◆ **DATA LINES**

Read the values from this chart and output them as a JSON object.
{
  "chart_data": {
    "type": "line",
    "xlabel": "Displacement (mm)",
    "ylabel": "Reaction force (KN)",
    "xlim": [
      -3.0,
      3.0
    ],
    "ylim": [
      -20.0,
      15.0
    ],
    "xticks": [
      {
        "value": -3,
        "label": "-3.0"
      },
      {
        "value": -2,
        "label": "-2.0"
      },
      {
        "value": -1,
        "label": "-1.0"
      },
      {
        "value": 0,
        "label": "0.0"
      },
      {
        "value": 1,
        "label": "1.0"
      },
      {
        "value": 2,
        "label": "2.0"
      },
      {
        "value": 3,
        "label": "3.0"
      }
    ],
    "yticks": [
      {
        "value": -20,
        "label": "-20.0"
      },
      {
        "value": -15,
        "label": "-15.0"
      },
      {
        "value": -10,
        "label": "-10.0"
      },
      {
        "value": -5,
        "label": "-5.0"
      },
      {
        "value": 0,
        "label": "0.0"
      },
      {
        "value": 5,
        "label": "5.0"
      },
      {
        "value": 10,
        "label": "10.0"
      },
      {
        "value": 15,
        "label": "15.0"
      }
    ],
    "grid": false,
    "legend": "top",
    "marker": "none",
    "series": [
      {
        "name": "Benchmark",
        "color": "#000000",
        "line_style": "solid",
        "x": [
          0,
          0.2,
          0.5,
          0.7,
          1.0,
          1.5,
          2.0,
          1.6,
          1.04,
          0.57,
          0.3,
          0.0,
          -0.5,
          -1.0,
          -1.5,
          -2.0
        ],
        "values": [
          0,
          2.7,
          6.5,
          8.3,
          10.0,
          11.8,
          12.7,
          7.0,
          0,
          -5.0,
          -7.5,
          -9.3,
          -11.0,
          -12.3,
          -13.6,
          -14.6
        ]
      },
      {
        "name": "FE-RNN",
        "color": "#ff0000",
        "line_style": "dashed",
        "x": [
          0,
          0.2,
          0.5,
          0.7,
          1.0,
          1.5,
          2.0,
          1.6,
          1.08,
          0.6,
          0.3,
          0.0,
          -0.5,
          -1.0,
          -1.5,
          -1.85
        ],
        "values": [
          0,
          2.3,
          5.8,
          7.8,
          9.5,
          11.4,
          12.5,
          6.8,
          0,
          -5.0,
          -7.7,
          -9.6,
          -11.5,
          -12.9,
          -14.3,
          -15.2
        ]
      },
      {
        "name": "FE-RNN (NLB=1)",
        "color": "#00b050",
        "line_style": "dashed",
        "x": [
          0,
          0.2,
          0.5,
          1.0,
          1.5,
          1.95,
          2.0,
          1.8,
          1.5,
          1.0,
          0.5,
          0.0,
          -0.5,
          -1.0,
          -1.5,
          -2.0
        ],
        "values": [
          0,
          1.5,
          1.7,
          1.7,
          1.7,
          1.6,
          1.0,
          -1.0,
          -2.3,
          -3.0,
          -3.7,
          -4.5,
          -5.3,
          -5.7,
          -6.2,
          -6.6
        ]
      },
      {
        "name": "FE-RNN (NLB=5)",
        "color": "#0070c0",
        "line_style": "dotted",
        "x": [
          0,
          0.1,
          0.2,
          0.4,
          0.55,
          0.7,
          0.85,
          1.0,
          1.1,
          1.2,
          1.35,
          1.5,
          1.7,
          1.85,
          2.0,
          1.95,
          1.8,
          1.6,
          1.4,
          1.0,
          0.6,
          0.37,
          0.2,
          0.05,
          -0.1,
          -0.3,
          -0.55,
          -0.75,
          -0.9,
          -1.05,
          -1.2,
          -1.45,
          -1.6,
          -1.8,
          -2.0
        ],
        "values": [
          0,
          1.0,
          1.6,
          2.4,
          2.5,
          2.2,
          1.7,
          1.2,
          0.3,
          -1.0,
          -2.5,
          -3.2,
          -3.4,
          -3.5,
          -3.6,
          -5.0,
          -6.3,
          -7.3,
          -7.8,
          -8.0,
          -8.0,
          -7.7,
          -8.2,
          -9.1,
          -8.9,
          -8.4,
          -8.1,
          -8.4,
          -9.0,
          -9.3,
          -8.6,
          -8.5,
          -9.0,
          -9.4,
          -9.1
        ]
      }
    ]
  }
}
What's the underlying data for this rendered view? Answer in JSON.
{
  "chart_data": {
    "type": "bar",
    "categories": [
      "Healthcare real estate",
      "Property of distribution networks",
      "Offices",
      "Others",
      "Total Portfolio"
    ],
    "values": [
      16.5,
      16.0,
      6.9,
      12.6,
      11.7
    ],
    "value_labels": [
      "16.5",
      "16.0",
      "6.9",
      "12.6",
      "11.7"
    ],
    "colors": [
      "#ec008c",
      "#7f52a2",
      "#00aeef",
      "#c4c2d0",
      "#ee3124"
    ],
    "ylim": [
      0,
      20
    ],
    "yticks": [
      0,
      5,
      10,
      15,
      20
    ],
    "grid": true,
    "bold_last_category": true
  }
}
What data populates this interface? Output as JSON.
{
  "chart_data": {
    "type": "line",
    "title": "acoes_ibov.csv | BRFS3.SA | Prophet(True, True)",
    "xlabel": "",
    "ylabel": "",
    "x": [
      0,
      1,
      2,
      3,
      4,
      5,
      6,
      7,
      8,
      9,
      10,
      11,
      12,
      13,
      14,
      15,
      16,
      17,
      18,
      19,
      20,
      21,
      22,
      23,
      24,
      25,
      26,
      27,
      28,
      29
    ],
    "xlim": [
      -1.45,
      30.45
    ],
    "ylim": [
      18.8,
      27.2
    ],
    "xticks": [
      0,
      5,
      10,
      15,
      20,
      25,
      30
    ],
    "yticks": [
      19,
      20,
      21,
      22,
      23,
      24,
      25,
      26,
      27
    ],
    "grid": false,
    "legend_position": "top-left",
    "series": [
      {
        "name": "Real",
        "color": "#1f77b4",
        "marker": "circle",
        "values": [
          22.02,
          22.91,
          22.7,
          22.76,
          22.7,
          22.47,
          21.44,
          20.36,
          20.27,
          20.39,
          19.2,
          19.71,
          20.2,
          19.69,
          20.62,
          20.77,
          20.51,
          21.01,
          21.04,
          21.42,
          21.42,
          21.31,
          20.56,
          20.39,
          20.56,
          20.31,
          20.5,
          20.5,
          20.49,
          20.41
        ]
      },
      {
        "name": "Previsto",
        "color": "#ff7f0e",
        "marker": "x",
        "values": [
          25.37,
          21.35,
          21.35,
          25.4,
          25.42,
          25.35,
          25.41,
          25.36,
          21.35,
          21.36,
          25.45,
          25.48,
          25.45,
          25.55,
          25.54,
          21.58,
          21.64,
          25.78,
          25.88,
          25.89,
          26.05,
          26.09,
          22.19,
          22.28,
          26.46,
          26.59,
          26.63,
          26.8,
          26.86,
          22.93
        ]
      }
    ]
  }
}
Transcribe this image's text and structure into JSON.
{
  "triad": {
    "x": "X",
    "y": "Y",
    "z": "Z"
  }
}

◆ **WORK TO BE COMPLETED**
Every line above should be written out again exactly as it stands.

◆ **FULL OUTPUT**
Read the values from this chart and output them as a JSON object.
{
  "chart_data": {
    "type": "line",
    "xlabel": "Displacement (mm)",
    "ylabel": "Reaction force (KN)",
    "xlim": [
      -3.0,
      3.0
    ],
    "ylim": [
      -20.0,
      15.0
    ],
    "xticks": [
      {
        "value": -3,
        "label": "-3.0"
      },
      {
        "value": -2,
        "label": "-2.0"
      },
      {
        "value": -1,
        "label": "-1.0"
      },
      {
        "value": 0,
        "label": "0.0"
      },
      {
        "value": 1,
        "label": "1.0"
      },
      {
        "value": 2,
        "label": "2.0"
      },
      {
        "value": 3,
        "label": "3.0"
      }
    ],
    "yticks": [
      {
        "value": -20,
        "label": "-20.0"
      },
      {
        "value": -15,
        "label": "-15.0"
      },
      {
        "value": -10,
        "label": "-10.0"
      },
      {
        "value": -5,
        "label": "-5.0"
      },
      {
        "value": 0,
        "label": "0.0"
      },
      {
        "value": 5,
        "label": "5.0"
      },
      {
        "value": 10,
        "label": "10.0"
      },
      {
        "value": 15,
        "label": "15.0"
      }
    ],
    "grid": false,
    "legend": "top",
    "marker": "none",
    "series": [
      {
        "name": "Benchmark",
        "color": "#000000",
        "line_style": "solid",
        "x": [
          0,
          0.2,
          0.5,
          0.7,
          1.0,
          1.5,
          2.0,
          1.6,
          1.04,
          0.57,
          0.3,
          0.0,
          -0.5,
          -1.0,
          -1.5,
          -2.0
        ],
        "values": [
          0,
          2.7,
          6.5,
          8.3,
          10.0,
          11.8,
          12.7,
          7.0,
          0,
          -5.0,
          -7.5,
          -9.3,
          -11.0,
          -12.3,
          -13.6,
          -14.6
        ]
      },
      {
        "name": "FE-RNN",
        "color": "#ff0000",
        "line_style": "dashed",
        "x": [
          0,
          0.2,
          0.5,
          0.7,
          1.0,
          1.5,
          2.0,
          1.6,
          1.08,
          0.6,
          0.3,
          0.0,
          -0.5,
          -1.0,
          -1.5,
          -1.85
        ],
        "values": [
          0,
          2.3,
          5.8,
          7.8,
          9.5,
          11.4,
          12.5,
          6.8,
          0,
          -5.0,
          -7.7,
          -9.6,
          -11.5,
          -12.9,
          -14.3,
          -15.2
        ]
      },
      {
        "name": "FE-RNN (NLB=1)",
        "color": "#00b050",
        "line_style": "dashed",
        "x": [
          0,
          0.2,
          0.5,
          1.0,
          1.5,
          1.95,
          2.0,
          1.8,
          1.5,
          1.0,
          0.5,
          0.0,
          -0.5,
          -1.0,
          -1.5,
          -2.0
        ],
        "values": [
          0,
          1.5,
          1.7,
          1.7,
          1.7,
          1.6,
          1.0,
          -1.0,
          -2.3,
          -3.0,
          -3.7,
          -4.5,
          -5.3,
          -5.7,
          -6.2,
          -6.6
        ]
      },
      {
        "name": "FE-RNN (NLB=5)",
        "color": "#0070c0",
        "line_style": "dotted",
        "x": [
          0,
          0.1,
          0.2,
          0.4,
          0.55,
          0.7,
          0.85,
          1.0,
          1.1,
          1.2,
          1.35,
          1.5,
          1.7,
          1.85,
          2.0,
          1.95,
          1.8,
          1.6,
          1.4,
          1.0,
          0.6,
          0.37,
          0.2,
          0.05,
          -0.1,
          -0.3,
          -0.55,
          -0.75,
          -0.9,
          -1.05,
          -1.2,
          -1.45,
          -1.6,
          -1.8,
          -2.0
        ],
        "values": [
          0,
          1.0,
          1.6,
          2.4,
          2.5,
          2.2,
          1.7,
          1.2,
          0.3,
          -1.0,
          -2.5,
          -3.2,
          -3.4,
          -3.5,
          -3.6,
          -5.0,
          -6.3,
          -7.3,
          -7.8,
          -8.0,
          -8.0,
          -7.7,
          -8.2,
          -9.1,
          -8.9,
          -8.4,
          -8.1,
          -8.4,
          -9.0,
          -9.3,
          -8.6,
          -8.5,
          -9.0,
          -9.4,
          -9.1
        ]
      }
    ]
  }
}
What's the underlying data for this rendered view? Answer in JSON.
{
  "chart_data": {
    "type": "bar",
    "categories": [
      "Healthcare real estate",
      "Property of distribution networks",
      "Offices",
      "Others",
      "Total Portfolio"
    ],
    "values": [
      16.5,
      16.0,
      6.9,
      12.6,
      11.7
    ],
    "value_labels": [
      "16.5",
      "16.0",
      "6.9",
      "12.6",
      "11.7"
    ],
    "colors": [
      "#ec008c",
      "#7f52a2",
      "#00aeef",
      "#c4c2d0",
      "#ee3124"
    ],
    "ylim": [
      0,
      20
    ],
    "yticks": [
      0,
      5,
      10,
      15,
      20
    ],
    "grid": true,
    "bold_last_category": true
  }
}
What data populates this interface? Output as JSON.
{
  "chart_data": {
    "type": "line",
    "title": "acoes_ibov.csv | BRFS3.SA | Prophet(True, True)",
    "xlabel": "",
    "ylabel": "",
    "x": [
      0,
      1,
      2,
      3,
      4,
      5,
      6,
      7,
      8,
      9,
      10,
      11,
      12,
      13,
      14,
      15,
      16,
      17,
      18,
      19,
      20,
      21,
      22,
      23,
      24,
      25,
      26,
      27,
      28,
      29
    ],
    "xlim": [
      -1.45,
      30.45
    ],
    "ylim": [
      18.8,
      27.2
    ],
    "xticks": [
      0,
      5,
      10,
      15,
      20,
      25,
      30
    ],
    "yticks": [
      19,
      20,
      21,
      22,
      23,
      24,
      25,
      26,
      27
    ],
    "grid": false,
    "legend_position": "top-left",
    "series": [
      {
        "name": "Real",
        "color": "#1f77b4",
        "marker": "circle",
        "values": [
          22.02,
          22.91,
          22.7,
          22.76,
          22.7,
          22.47,
          21.44,
          20.36,
          20.27,
          20.39,
          19.2,
          19.71,
          20.2,
          19.69,
          20.62,
          20.77,
          20.51,
          21.01,
          21.04,
          21.42,
          21.42,
          21.31,
          20.56,
          20.39,
          20.56,
          20.31,
          20.5,
          20.5,
          20.49,
          20.41
        ]
      },
      {
        "name": "Previsto",
        "color": "#ff7f0e",
        "marker": "x",
        "values": [
          25.37,
          21.35,
          21.35,
          25.4,
          25.42,
          25.35,
          25.41,
          25.36,
          21.35,
          21.36,
          25.45,
          25.48,
          25.45,
          25.55,
          25.54,
          21.58,
          21.64,
          25.78,
          25.88,
          25.89,
          26.05,
          26.09,
          22.19,
          22.28,
          26.46,
          26.59,
          26.63,
          26.8,
          26.86,
          22.93
        ]
      }
    ]
  }
}
Transcribe this image's text and structure into JSON.
{
  "triad": {
    "x": "X",
    "y": "Y",
    "z": "Z"
  }
}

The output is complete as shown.